*Tasks and exercises*:
1. Reproduce the method framework passage, starting with "For each part, we" and going on through "repeated until convergence.".
2. In the method framework passage, how is each face image obtained?

*Supplied text*:
Overall, the framework of our method is shown in Figure 3. The target dataset is divided into related face-set and body-set, where each face image is derived from a crop of body images and they are one-to-one correspondence. Formally, we denote the body data as $\mathbb{D}_{B}=(x_{i}^{B},k_{i}^{B})|_{i=1}^{N_{B}}$ , where $x_{i}^{B}$ denotes the $i$ -th body training sample, $k_{i}^{B}$ is the data associated with the spatial-temporal information of $x_{i}^{B}$ , indicating the manga frame index of the image $x_{i}^{B}$ , and $N_{B}$ stands for the number of body images. We also denote the face data as $\mathbb{D}_{F}=(x_{i}^{F},k_{i}^{F})|_{i=1}^{N_{F}}$ , where $x_{i}^{F}$ and $k_{i}^{F}$ denote the $i$ -th face training sample and the manga frame index of the training image, and $N_{F}$ stands for the number of face images.

For each part, we first extract features which are denoted as $\left\{F_{B}\left(x_{i}^{B}|\theta_{B}\right)\right\}|_{i}^{N_{B}}$ and $\left\{F_{F}\left(x_{i}^{F}|\theta_{F}\right)\right\}|_{i}^{N_{F}}$ through their networks, respectively. Then, we employ a clustering algorithm on the unlabeled data and the pseudo labels $\tilde{y}_{i}^{B^{\prime}}$ and $\tilde{y}_{i}^{F^{\prime}}$ are generated under the constraint of a face-body graph. After that, based on these pseudo labels, we optimize the network parameters $\theta$ and learnable classifier $C^{t}:f^{t}\rightarrow\left\{1,\cdots,M^{t}\right\}$ jointly by the classification loss and the spatial-temporal triplet loss described in Equation 9 and Equation 10. The above steps are repeated until convergence.

*Raw data*:
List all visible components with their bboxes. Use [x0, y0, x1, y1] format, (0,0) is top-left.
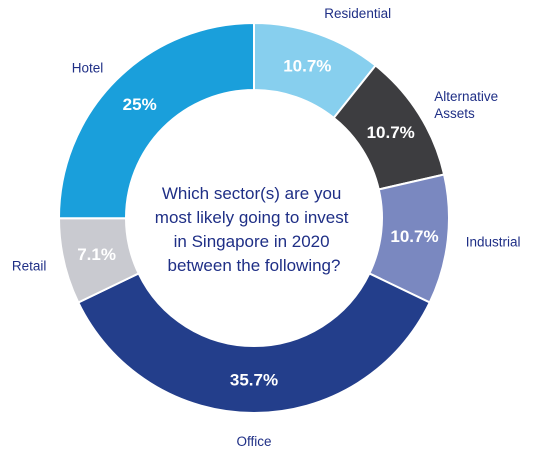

*Exercise answers*:
1.
For each part, we first extract features which are denoted as $\left\{F_{B}\left(x_{i}^{B}|\theta_{B}\right)\right\}|_{i}^{N_{B}}$ and $\left\{F_{F}\left(x_{i}^{F}|\theta_{F}\right)\right\}|_{i}^{N_{F}}$ through their networks, respectively. Then, we employ a clustering algorithm on the unlabeled data and the pseudo labels $\tilde{y}_{i}^{B^{\prime}}$ and $\tilde{y}_{i}^{F^{\prime}}$ are generated under the constraint of a face-body graph. After that, based on these pseudo labels, we optimize the network parameters $\theta$ and learnable classifier $C^{t}:f^{t}\rightarrow\left\{1,\cdots,M^{t}\right\}$ jointly by the classification loss and the spatial-temporal triplet loss described in Equation 9 and Equation 10. The above steps are repeated until convergence.

2. Each face image is derived from a crop of a body image, with face and body images in one-to-one correspondence.